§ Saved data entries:
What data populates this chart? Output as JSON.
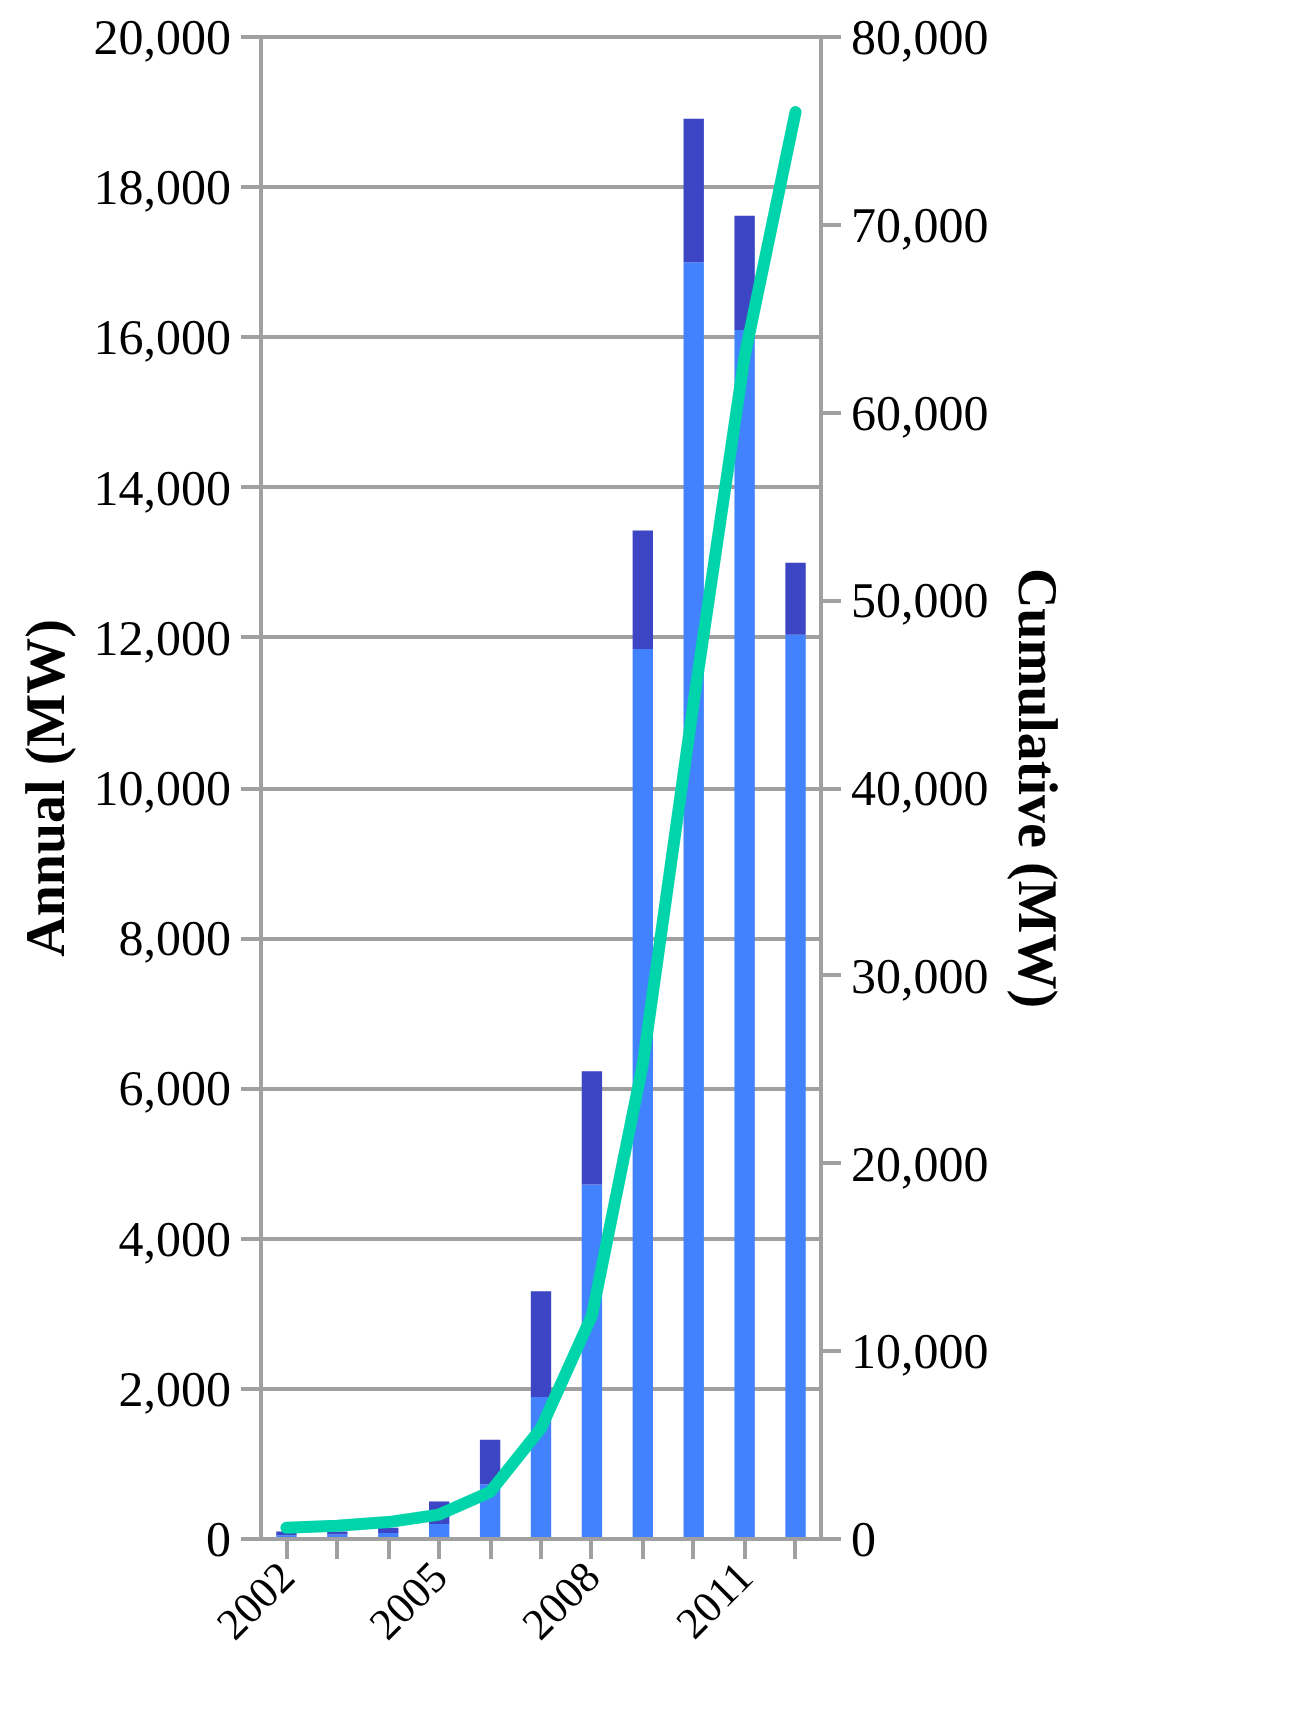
{
  "chart_data": {
    "type": "bar",
    "stacked": true,
    "ylabel": "Annual (MW)",
    "y2label": "Cumulative (MW)",
    "categories": [
      "2002",
      null,
      null,
      "2005",
      null,
      null,
      "2008",
      null,
      null,
      "2011",
      null
    ],
    "series": [
      {
        "color": "#4282fe",
        "values": [
          50,
          60,
          80,
          200,
          730,
          1890,
          4720,
          11850,
          17000,
          16100,
          12040
        ]
      },
      {
        "color": "#3c46c4",
        "values": [
          50,
          40,
          70,
          300,
          590,
          1410,
          1510,
          1580,
          1910,
          1520,
          960
        ]
      },
      {
        "type": "line",
        "axis": "y2",
        "color": "#00d4aa",
        "values": [
          600,
          700,
          900,
          1300,
          2500,
          5900,
          11900,
          25300,
          44600,
          63000,
          76000
        ]
      }
    ],
    "ylim": [
      0,
      20000
    ],
    "yticks": [
      {
        "value": 0,
        "label": "0"
      },
      {
        "value": 2000,
        "label": "2,000"
      },
      {
        "value": 4000,
        "label": "4,000"
      },
      {
        "value": 6000,
        "label": "6,000"
      },
      {
        "value": 8000,
        "label": "8,000"
      },
      {
        "value": 10000,
        "label": "10,000"
      },
      {
        "value": 12000,
        "label": "12,000"
      },
      {
        "value": 14000,
        "label": "14,000"
      },
      {
        "value": 16000,
        "label": "16,000"
      },
      {
        "value": 18000,
        "label": "18,000"
      },
      {
        "value": 20000,
        "label": "20,000"
      }
    ],
    "y2lim": [
      0,
      80000
    ],
    "y2ticks": [
      {
        "value": 0,
        "label": "0"
      },
      {
        "value": 10000,
        "label": "10,000"
      },
      {
        "value": 20000,
        "label": "20,000"
      },
      {
        "value": 30000,
        "label": "30,000"
      },
      {
        "value": 40000,
        "label": "40,000"
      },
      {
        "value": 50000,
        "label": "50,000"
      },
      {
        "value": 60000,
        "label": "60,000"
      },
      {
        "value": 70000,
        "label": "70,000"
      },
      {
        "value": 80000,
        "label": "80,000"
      }
    ],
    "grid": "y"
  }
}
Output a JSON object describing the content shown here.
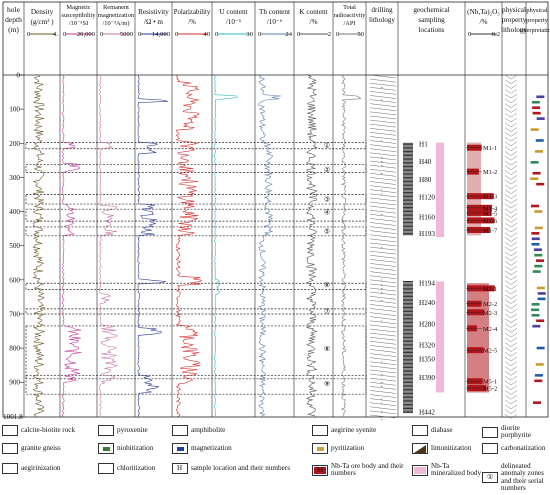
{
  "columns": {
    "depth": {
      "line1": "hole",
      "line2": "depth",
      "line3": "(m)"
    },
    "density": {
      "line1": "Density",
      "line2": "(g/cm³ )",
      "rmin": "0",
      "rmax": "4."
    },
    "magsus": {
      "line1": "Magnetic",
      "line2": "susceptibility",
      "line3": "/10⁻⁵SI",
      "rmin": "0",
      "rmax": "20,000"
    },
    "remanent": {
      "line1": "Remanent",
      "line2": "magnetization",
      "line3": "/10⁻³A/m)",
      "rmin": "0",
      "rmax": "5000"
    },
    "resistivity": {
      "line1": "Resistivity",
      "line2": "/Ω • m",
      "rmin": "0",
      "rmax": "14,000"
    },
    "polar": {
      "line1": "Polarizability",
      "line2": "/%",
      "rmin": "0",
      "rmax": "40"
    },
    "uranium": {
      "line1": "U content",
      "line2": "/10⁻⁶",
      "rmin": "0",
      "rmax": "30"
    },
    "thorium": {
      "line1": "Th content",
      "line2": "/10⁻⁶",
      "rmin": "0",
      "rmax": "24"
    },
    "potassium": {
      "line1": "K content",
      "line2": "/%",
      "rmin": "0",
      "rmax": "2"
    },
    "radio": {
      "line1": "Total",
      "line2": "radioactivity",
      "line3": "/API",
      "rmin": "0",
      "rmax": "50"
    },
    "drilling": {
      "line1": "drilling",
      "line2": "lithology"
    },
    "geochem": {
      "line1": "geochemical",
      "line2": "sampling",
      "line3": "locations"
    },
    "nbta": {
      "line1": "(Nb,Ta)₂O₅",
      "line2": "/%",
      "rmin": "0",
      "rmax": "0.2"
    },
    "physlith": {
      "line1": "physical",
      "line2": "property",
      "line3": "lithology"
    },
    "physint": {
      "line1": "physical",
      "line2": "property",
      "line3": "interpretation"
    }
  },
  "depth_ticks": [
    "0",
    "100",
    "200",
    "300",
    "400",
    "500",
    "600",
    "700",
    "800",
    "900",
    "1001.8"
  ],
  "zone_numbers": [
    "①",
    "②",
    "③",
    "④",
    "⑤",
    "⑥",
    "⑦",
    "⑧",
    "⑨"
  ],
  "sample_labels": [
    {
      "name": "H1",
      "depth": 200
    },
    {
      "name": "H40",
      "depth": 252
    },
    {
      "name": "H80",
      "depth": 305
    },
    {
      "name": "H120",
      "depth": 356
    },
    {
      "name": "H160",
      "depth": 414
    },
    {
      "name": "H193",
      "depth": 463
    },
    {
      "name": "H194",
      "depth": 608
    },
    {
      "name": "H240",
      "depth": 665
    },
    {
      "name": "H280",
      "depth": 728
    },
    {
      "name": "H320",
      "depth": 790
    },
    {
      "name": "H350",
      "depth": 830
    },
    {
      "name": "H390",
      "depth": 884
    },
    {
      "name": "H442",
      "depth": 985
    }
  ],
  "ore_bodies": [
    {
      "name": "M1-1",
      "depth": 213
    },
    {
      "name": "M1-2",
      "depth": 283
    },
    {
      "name": "M1-3",
      "depth": 355
    },
    {
      "name": "M1-4",
      "depth": 389
    },
    {
      "name": "M1-5",
      "depth": 404
    },
    {
      "name": "M1-6",
      "depth": 426
    },
    {
      "name": "M1-7",
      "depth": 454
    },
    {
      "name": "M2-1",
      "depth": 625
    },
    {
      "name": "M2-2",
      "depth": 670
    },
    {
      "name": "M2-3",
      "depth": 695
    },
    {
      "name": "M2-4",
      "depth": 742
    },
    {
      "name": "M2-5",
      "depth": 806
    },
    {
      "name": "M5-1",
      "depth": 897
    },
    {
      "name": "M5-2",
      "depth": 917
    }
  ],
  "legend": [
    {
      "label": "calcite-biotite rock",
      "icon": "calcite-biotite-icon"
    },
    {
      "label": "pyroxenite",
      "icon": "pyroxenite-icon"
    },
    {
      "label": "amphibolite",
      "icon": "amphibolite-icon"
    },
    {
      "label": "aegirine syenite",
      "icon": "aegirine-syenite-icon"
    },
    {
      "label": "diabase",
      "icon": "diabase-icon"
    },
    {
      "label": "diorite porphyrite",
      "icon": "diorite-porphyrite-icon"
    },
    {
      "label": "granite gneiss",
      "icon": "granite-gneiss-icon"
    },
    {
      "label": "niobitization",
      "icon": "niobitization-icon"
    },
    {
      "label": "magnetization",
      "icon": "magnetization-icon"
    },
    {
      "label": "pyritization",
      "icon": "pyritization-icon"
    },
    {
      "label": "limonitization",
      "icon": "limonitization-icon"
    },
    {
      "label": "carbonatization",
      "icon": "carbonatization-icon"
    },
    {
      "label": "aegirinization",
      "icon": "aegirinization-icon"
    },
    {
      "label": "chloritization",
      "icon": "chloritization-icon"
    },
    {
      "label": "sample location and their numbers",
      "icon": "sample-location-icon"
    },
    {
      "label": "Nb-Ta ore body and their numbers",
      "icon": "ore-body-icon"
    },
    {
      "label": "Nb-Ta mineralized body",
      "icon": "mineralized-body-icon"
    },
    {
      "label": "delineated anomaly zones and their serial numbers",
      "icon": "anomaly-zone-icon"
    }
  ],
  "legend_symbols": {
    "sample": "H",
    "ore": "M",
    "zone": "①"
  },
  "colors": {
    "density": "#6b5a2a",
    "magsus": "#c0399b",
    "remanent": "#c47aa6",
    "resistivity": "#2b3a8f",
    "polar": "#d62d2d",
    "uranium": "#2bb5c7",
    "thorium": "#5a7fb0",
    "potassium": "#555555",
    "radio": "#7a7a7a",
    "ore": "#b0161b",
    "mineralized": "#f2b8d8"
  }
}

§ Your objective: Only lines with the word "niobitization" are wanted, so copy each one from the records.

§ The completed task:
      "label": "niobitization",
      "icon": "niobitization-icon"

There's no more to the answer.